[Extracted records]
——
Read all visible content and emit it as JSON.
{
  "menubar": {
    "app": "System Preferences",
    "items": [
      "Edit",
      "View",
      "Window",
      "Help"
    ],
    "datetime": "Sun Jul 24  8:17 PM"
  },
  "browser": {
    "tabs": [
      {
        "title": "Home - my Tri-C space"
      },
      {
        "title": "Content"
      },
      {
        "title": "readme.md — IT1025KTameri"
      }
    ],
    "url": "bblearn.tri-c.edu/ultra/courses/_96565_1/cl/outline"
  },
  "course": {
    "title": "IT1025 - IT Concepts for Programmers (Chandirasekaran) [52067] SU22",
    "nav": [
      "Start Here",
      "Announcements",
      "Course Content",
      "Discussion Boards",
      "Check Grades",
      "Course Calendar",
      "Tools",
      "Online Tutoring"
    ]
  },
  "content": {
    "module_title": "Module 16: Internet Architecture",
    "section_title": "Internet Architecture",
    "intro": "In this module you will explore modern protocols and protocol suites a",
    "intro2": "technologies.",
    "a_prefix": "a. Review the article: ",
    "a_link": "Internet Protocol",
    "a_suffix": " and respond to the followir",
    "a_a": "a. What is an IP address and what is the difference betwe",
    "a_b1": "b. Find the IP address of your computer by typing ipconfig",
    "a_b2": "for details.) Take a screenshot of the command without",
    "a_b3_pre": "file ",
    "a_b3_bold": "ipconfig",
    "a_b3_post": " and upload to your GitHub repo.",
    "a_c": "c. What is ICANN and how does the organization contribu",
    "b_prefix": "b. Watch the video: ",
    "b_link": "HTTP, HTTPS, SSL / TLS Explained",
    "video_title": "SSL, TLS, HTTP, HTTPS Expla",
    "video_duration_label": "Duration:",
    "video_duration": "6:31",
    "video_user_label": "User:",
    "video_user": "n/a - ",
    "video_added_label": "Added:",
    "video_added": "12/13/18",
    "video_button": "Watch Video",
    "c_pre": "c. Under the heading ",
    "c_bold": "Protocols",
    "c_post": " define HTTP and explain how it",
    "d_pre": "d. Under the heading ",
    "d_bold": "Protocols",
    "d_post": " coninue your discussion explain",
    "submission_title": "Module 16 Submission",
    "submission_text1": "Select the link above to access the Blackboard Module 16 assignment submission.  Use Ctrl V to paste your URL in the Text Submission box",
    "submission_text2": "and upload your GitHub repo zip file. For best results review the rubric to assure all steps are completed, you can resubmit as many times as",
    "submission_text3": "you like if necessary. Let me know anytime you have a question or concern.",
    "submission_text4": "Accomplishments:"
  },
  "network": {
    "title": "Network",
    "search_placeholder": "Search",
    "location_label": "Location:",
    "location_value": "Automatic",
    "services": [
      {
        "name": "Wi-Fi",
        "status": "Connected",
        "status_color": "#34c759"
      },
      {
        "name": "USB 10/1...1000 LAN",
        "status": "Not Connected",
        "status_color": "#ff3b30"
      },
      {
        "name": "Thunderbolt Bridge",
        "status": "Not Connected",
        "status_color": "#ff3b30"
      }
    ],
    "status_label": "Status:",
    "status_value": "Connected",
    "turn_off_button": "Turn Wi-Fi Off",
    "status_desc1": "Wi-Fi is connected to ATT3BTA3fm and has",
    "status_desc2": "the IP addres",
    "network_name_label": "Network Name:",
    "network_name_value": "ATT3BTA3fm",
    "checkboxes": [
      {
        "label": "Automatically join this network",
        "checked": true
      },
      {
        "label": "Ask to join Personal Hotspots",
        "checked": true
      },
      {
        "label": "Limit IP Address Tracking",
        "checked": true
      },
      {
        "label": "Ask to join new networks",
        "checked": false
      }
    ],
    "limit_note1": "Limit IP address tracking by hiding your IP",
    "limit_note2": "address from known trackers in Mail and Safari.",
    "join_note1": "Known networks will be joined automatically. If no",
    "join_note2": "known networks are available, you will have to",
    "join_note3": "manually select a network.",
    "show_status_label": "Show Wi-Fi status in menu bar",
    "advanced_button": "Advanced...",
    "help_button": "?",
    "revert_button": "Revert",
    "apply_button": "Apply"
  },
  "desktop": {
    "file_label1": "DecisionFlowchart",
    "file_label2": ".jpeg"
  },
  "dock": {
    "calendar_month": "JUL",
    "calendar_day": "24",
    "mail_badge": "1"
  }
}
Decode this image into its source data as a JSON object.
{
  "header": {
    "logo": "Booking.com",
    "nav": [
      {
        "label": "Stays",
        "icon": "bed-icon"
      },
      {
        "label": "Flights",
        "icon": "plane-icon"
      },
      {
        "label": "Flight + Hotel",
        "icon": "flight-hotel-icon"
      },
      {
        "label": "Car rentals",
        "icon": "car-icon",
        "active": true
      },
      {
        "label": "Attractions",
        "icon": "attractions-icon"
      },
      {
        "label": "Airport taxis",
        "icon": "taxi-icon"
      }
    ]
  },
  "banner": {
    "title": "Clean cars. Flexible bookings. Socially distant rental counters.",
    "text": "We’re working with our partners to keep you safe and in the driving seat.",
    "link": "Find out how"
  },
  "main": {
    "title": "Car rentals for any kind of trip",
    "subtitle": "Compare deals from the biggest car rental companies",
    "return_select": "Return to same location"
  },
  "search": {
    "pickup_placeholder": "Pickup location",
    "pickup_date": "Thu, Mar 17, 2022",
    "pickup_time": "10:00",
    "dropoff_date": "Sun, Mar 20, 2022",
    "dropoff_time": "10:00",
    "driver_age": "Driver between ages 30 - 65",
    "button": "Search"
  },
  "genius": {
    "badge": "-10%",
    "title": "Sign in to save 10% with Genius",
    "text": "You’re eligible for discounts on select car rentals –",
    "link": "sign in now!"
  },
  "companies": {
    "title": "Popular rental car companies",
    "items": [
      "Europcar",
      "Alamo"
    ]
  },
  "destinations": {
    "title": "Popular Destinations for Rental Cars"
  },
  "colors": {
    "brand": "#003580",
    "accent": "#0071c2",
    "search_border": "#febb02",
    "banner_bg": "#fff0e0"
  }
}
——
Take every line that includes the string "Watch" and copy it.

    "b_prefix": "b. Watch the video: ",
    "video_button": "Watch Video",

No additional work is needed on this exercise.